Records from a data collection:
..........

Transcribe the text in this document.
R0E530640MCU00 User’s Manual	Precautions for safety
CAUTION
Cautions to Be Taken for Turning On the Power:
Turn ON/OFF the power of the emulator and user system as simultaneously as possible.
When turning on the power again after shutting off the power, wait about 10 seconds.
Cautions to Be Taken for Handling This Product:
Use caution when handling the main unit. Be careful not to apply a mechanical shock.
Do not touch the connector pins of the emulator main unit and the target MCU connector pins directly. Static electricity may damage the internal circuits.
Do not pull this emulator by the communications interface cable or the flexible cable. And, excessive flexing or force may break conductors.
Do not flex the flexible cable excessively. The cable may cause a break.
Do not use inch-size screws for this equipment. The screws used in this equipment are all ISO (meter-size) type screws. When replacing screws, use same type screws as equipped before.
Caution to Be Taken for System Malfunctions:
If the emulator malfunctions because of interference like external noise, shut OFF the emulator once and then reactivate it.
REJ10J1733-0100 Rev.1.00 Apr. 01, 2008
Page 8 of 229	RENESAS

..........

Go through the records above and retype each one exactly.

Solution →
Transcribe the text in this document.
R0E530640MCU00 User’s Manual	Precautions for safety
CAUTION
Cautions to Be Taken for Turning On the Power:
Turn ON/OFF the power of the emulator and user system as simultaneously as possible.
When turning on the power again after shutting off the power, wait about 10 seconds.
Cautions to Be Taken for Handling This Product:
Use caution when handling the main unit. Be careful not to apply a mechanical shock.
Do not touch the connector pins of the emulator main unit and the target MCU connector pins directly. Static electricity may damage the internal circuits.
Do not pull this emulator by the communications interface cable or the flexible cable. And, excessive flexing or force may break conductors.
Do not flex the flexible cable excessively. The cable may cause a break.
Do not use inch-size screws for this equipment. The screws used in this equipment are all ISO (meter-size) type screws. When replacing screws, use same type screws as equipped before.
Caution to Be Taken for System Malfunctions:
If the emulator malfunctions because of interference like external noise, shut OFF the emulator once and then reactivate it.
REJ10J1733-0100 Rev.1.00 Apr. 01, 2008
Page 8 of 229	RENESAS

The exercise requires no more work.